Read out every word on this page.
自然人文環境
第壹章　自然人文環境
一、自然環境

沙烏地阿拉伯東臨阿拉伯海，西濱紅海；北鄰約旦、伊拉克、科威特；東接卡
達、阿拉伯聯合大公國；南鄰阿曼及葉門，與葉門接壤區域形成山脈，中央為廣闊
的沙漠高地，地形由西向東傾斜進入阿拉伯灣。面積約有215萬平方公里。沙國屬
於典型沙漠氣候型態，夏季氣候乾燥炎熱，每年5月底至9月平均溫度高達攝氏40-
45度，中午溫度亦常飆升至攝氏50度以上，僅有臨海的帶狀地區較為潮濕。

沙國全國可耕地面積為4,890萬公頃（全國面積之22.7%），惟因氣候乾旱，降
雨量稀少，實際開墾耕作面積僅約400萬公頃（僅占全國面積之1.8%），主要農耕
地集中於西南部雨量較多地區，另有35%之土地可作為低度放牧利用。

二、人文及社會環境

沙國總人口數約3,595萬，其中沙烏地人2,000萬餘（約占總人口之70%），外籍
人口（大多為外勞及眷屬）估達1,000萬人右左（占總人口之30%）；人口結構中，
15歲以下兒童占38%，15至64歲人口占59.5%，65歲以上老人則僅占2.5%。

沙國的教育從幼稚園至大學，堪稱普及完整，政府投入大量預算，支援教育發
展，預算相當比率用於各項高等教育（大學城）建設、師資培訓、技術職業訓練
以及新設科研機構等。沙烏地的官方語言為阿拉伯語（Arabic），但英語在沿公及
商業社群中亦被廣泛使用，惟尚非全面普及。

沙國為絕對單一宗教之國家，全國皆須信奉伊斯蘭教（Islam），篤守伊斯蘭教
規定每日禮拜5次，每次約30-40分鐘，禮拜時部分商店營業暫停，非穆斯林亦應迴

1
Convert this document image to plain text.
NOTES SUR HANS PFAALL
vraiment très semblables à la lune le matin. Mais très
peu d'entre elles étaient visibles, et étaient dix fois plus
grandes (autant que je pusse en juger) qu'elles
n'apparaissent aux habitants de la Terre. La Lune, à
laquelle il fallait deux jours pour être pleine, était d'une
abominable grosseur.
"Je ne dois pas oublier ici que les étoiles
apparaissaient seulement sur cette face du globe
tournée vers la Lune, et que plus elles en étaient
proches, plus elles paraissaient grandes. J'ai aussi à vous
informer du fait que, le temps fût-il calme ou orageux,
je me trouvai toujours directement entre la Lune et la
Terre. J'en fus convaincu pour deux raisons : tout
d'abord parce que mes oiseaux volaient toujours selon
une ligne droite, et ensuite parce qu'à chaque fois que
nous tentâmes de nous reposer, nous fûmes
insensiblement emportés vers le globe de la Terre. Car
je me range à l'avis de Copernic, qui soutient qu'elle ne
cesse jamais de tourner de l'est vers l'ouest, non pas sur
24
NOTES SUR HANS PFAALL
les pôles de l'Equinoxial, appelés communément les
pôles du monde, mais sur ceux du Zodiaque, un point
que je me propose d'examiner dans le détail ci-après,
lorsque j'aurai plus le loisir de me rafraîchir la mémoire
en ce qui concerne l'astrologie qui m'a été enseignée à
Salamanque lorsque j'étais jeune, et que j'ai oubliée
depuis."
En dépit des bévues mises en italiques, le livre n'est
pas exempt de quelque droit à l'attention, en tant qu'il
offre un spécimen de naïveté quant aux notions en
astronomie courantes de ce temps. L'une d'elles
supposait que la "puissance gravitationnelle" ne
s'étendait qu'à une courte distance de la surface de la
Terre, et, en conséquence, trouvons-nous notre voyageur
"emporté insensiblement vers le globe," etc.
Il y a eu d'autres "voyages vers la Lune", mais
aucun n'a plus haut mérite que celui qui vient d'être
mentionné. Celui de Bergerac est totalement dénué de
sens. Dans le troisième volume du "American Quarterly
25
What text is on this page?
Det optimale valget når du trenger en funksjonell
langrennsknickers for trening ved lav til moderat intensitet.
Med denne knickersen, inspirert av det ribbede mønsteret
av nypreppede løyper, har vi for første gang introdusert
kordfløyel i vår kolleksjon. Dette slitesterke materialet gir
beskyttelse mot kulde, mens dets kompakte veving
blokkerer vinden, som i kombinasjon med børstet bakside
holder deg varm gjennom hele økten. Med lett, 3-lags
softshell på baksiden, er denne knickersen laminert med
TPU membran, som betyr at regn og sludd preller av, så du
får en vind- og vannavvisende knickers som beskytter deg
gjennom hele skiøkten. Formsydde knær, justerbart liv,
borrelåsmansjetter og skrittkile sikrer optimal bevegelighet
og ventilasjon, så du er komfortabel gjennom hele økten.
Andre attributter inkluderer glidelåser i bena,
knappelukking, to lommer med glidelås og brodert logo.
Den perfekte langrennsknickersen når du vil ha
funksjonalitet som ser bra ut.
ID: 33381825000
......
In the material above, how many lines hold the word "pour"? Say only the number.

2